## Excerpted records
----
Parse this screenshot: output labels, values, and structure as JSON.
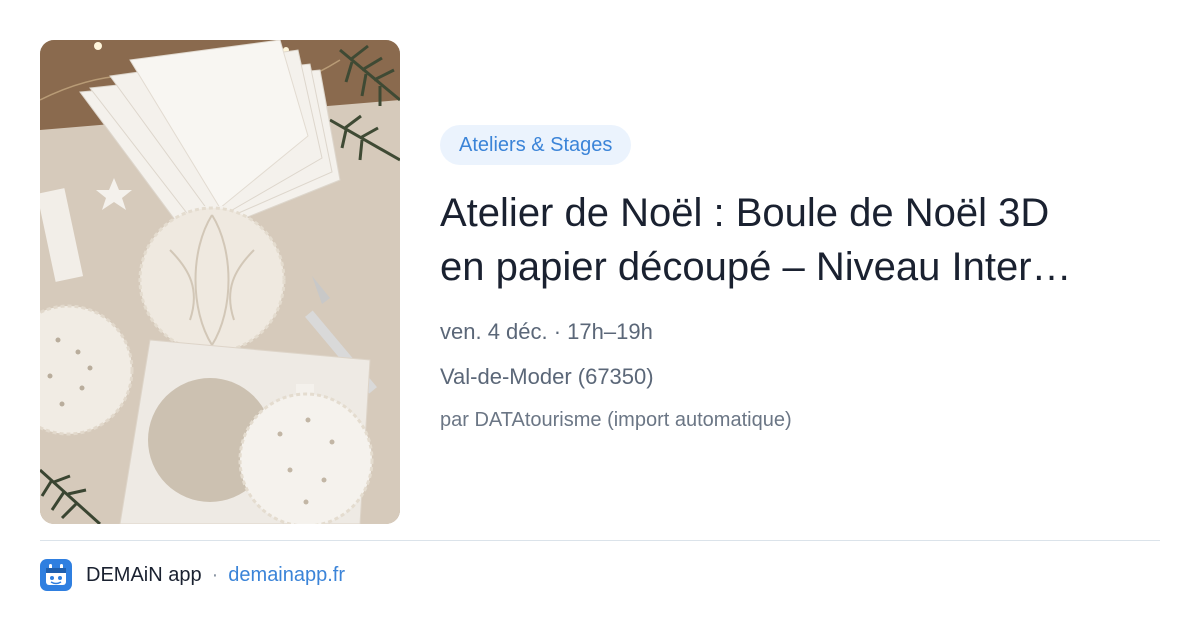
{
  "event": {
    "category": "Ateliers & Stages",
    "title_line1": "Atelier de Noël : Boule de Noël 3D",
    "title_line2": "en papier découpé – Niveau Inter…",
    "datetime": "ven. 4 déc. · 17h–19h",
    "location": "Val-de-Moder (67350)",
    "source": "par DATAtourisme (import automatique)",
    "image_subject": "paper-cut christmas ornaments"
  },
  "footer": {
    "app_name": "DEMAiN app",
    "separator": "·",
    "domain": "demainapp.fr"
  },
  "colors": {
    "accent": "#3b84d8",
    "category_bg": "#ebf3fd",
    "title": "#1a2130",
    "meta": "#5b6778",
    "divider": "#dbe3ea"
  }
}
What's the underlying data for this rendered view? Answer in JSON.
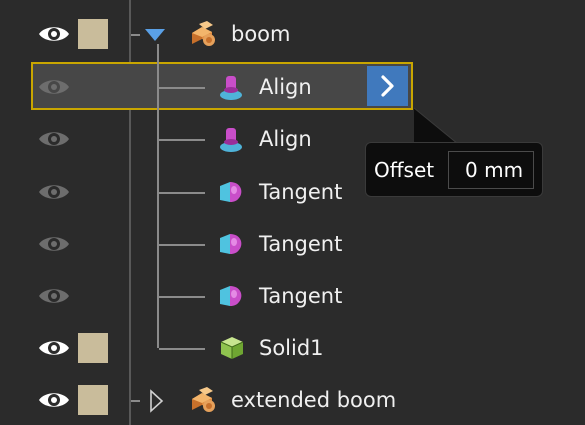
{
  "tree": {
    "items": [
      {
        "label": "boom",
        "visible": true,
        "color": "#c9bc9b",
        "expanded": true,
        "icon": "component-icon",
        "depth": 0
      },
      {
        "label": "Align",
        "visible": false,
        "icon": "align-constraint-icon",
        "depth": 1,
        "selected": true
      },
      {
        "label": "Align",
        "visible": false,
        "icon": "align-constraint-icon",
        "depth": 1
      },
      {
        "label": "Tangent",
        "visible": false,
        "icon": "tangent-constraint-icon",
        "depth": 1
      },
      {
        "label": "Tangent",
        "visible": false,
        "icon": "tangent-constraint-icon",
        "depth": 1
      },
      {
        "label": "Tangent",
        "visible": false,
        "icon": "tangent-constraint-icon",
        "depth": 1
      },
      {
        "label": "Solid1",
        "visible": true,
        "color": "#c9bc9b",
        "icon": "solid-body-icon",
        "depth": 1
      },
      {
        "label": "extended boom",
        "visible": true,
        "color": "#c9bc9b",
        "expanded": false,
        "icon": "component-icon",
        "depth": 0
      }
    ]
  },
  "tooltip": {
    "offset_label": "Offset",
    "offset_value": "0 mm"
  },
  "colors": {
    "panel_background": "#2b2b2b",
    "selection_border": "#c9a600",
    "accent_button": "#4079bd",
    "swatch": "#c9bc9b"
  }
}
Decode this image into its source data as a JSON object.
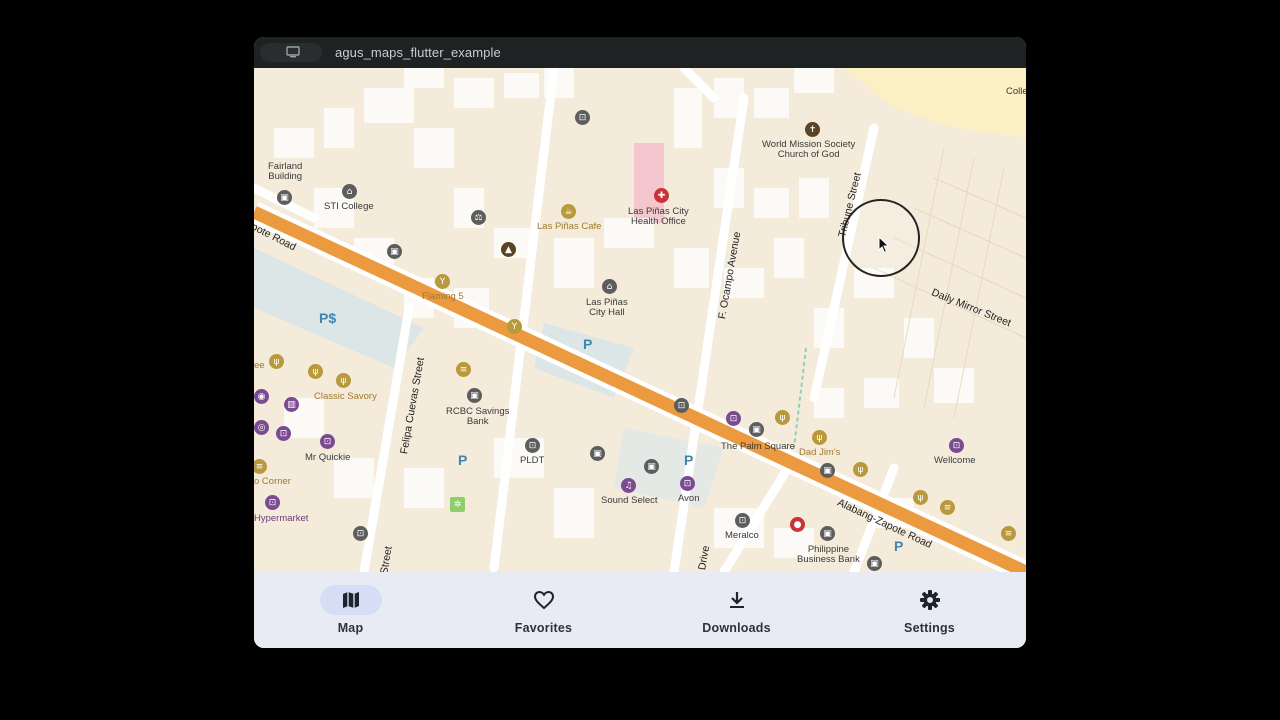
----
## Problem to work on
Go through the entries above and print each one exactly, minus the pictures.

## The response
Parse this screenshot: output labels, values, and structure as JSON.
{
  "event": {
    "category": "Ateliers & Stages",
    "title_line1": "Atelier de Noël : Boule de Noël 3D",
    "title_line2": "en papier découpé – Niveau Inter…",
    "datetime": "ven. 4 déc. · 17h–19h",
    "location": "Val-de-Moder (67350)",
    "source": "par DATAtourisme (import automatique)",
    "image_subject": "paper-cut christmas ornaments"
  },
  "footer": {
    "app_name": "DEMAiN app",
    "separator": "·",
    "domain": "demainapp.fr"
  },
  "colors": {
    "accent": "#3b84d8",
    "category_bg": "#ebf3fd",
    "title": "#1a2130",
    "meta": "#5b6778",
    "divider": "#dbe3ea"
  }
}
What's the underlying data for this rendered view? Answer in JSON.
{
  "tree": {
    "items": [
      {
        "label": "boom",
        "visible": true,
        "color": "#c9bc9b",
        "expanded": true,
        "icon": "component-icon",
        "depth": 0
      },
      {
        "label": "Align",
        "visible": false,
        "icon": "align-constraint-icon",
        "depth": 1,
        "selected": true
      },
      {
        "label": "Align",
        "visible": false,
        "icon": "align-constraint-icon",
        "depth": 1
      },
      {
        "label": "Tangent",
        "visible": false,
        "icon": "tangent-constraint-icon",
        "depth": 1
      },
      {
        "label": "Tangent",
        "visible": false,
        "icon": "tangent-constraint-icon",
        "depth": 1
      },
      {
        "label": "Tangent",
        "visible": false,
        "icon": "tangent-constraint-icon",
        "depth": 1
      },
      {
        "label": "Solid1",
        "visible": true,
        "color": "#c9bc9b",
        "icon": "solid-body-icon",
        "depth": 1
      },
      {
        "label": "extended boom",
        "visible": true,
        "color": "#c9bc9b",
        "expanded": false,
        "icon": "component-icon",
        "depth": 0
      }
    ]
  },
  "tooltip": {
    "offset_label": "Offset",
    "offset_value": "0 mm"
  },
  "colors": {
    "panel_background": "#2b2b2b",
    "selection_border": "#c9a600",
    "accent_button": "#4079bd",
    "swatch": "#c9bc9b"
  }
}
Decode this image into its source data as a JSON object.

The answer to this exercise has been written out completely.